-- Start of Source material --
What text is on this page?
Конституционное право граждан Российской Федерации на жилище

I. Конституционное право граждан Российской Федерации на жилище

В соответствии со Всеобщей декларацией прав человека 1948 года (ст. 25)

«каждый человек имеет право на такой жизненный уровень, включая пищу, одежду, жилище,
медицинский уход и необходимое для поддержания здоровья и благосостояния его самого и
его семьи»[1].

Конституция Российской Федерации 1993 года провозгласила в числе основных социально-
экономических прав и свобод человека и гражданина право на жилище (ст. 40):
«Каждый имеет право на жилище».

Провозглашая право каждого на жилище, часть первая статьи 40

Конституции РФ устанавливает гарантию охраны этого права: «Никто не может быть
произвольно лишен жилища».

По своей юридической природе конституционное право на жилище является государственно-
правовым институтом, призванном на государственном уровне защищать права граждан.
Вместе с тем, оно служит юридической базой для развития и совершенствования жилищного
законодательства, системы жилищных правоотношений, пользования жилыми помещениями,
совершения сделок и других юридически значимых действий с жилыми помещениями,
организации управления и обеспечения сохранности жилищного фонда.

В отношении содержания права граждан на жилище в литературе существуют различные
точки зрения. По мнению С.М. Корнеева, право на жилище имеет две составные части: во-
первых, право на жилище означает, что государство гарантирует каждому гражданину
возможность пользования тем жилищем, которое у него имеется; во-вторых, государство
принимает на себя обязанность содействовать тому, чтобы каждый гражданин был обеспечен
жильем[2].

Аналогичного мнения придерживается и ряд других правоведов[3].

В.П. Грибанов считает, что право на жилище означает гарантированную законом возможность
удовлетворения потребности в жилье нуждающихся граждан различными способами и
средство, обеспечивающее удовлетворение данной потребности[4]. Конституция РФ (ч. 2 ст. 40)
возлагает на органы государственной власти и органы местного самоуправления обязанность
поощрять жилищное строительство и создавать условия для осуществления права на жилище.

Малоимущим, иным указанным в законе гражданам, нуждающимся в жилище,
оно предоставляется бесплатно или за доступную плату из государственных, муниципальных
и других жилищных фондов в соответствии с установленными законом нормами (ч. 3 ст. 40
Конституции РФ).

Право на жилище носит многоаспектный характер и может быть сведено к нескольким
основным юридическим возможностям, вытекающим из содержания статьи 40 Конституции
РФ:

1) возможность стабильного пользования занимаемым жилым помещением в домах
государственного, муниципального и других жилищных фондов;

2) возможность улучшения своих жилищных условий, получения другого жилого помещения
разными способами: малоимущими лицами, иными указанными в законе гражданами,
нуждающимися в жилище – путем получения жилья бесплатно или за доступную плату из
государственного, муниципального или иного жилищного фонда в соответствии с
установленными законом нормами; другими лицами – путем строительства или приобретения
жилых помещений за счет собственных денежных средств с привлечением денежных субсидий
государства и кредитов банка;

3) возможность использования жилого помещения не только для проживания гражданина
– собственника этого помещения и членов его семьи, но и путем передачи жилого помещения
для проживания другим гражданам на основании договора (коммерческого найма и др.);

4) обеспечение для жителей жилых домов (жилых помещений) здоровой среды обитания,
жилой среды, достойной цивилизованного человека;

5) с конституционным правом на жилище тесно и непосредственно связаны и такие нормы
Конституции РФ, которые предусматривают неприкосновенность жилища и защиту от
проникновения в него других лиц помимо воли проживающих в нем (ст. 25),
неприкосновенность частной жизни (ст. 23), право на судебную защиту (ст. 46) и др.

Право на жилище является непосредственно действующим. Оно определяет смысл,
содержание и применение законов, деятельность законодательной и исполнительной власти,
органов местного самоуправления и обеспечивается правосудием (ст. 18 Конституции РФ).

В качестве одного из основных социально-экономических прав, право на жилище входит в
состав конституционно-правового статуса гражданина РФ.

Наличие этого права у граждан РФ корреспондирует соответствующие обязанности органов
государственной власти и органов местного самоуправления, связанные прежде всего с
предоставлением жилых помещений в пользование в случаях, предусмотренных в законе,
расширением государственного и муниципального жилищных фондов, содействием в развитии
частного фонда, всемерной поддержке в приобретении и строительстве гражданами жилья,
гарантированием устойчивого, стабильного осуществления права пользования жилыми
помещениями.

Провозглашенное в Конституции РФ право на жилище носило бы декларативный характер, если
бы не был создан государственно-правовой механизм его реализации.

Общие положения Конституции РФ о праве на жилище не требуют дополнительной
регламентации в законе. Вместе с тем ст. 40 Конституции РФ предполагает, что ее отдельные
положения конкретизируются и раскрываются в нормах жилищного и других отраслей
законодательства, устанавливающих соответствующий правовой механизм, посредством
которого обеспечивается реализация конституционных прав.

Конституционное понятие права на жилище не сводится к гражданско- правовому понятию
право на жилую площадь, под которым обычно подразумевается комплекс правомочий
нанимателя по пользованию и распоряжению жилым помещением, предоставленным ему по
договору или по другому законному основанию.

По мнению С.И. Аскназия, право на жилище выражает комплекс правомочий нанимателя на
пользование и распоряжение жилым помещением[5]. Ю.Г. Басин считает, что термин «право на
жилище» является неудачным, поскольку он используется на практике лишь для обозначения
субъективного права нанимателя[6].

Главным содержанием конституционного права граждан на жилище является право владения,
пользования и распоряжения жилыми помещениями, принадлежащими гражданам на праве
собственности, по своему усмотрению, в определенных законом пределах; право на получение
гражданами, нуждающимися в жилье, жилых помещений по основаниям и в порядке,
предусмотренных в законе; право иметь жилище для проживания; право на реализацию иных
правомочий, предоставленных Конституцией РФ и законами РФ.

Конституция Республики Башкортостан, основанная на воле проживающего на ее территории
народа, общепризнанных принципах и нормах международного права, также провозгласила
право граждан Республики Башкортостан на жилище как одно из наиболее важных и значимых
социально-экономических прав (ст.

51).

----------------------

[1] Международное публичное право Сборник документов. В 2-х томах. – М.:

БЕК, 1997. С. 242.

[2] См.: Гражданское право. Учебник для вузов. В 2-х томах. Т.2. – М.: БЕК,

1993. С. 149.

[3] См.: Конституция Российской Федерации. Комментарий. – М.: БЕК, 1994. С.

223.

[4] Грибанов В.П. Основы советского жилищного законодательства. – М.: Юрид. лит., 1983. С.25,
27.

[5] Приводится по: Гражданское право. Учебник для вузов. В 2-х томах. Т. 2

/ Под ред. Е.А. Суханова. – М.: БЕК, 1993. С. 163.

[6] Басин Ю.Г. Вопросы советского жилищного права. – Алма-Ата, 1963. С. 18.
-- End of Source material --
§ **Work instructions**:
Give only the number of lines in the listing above that include the string "непосредственно".

§ **Output for this exercise**:
2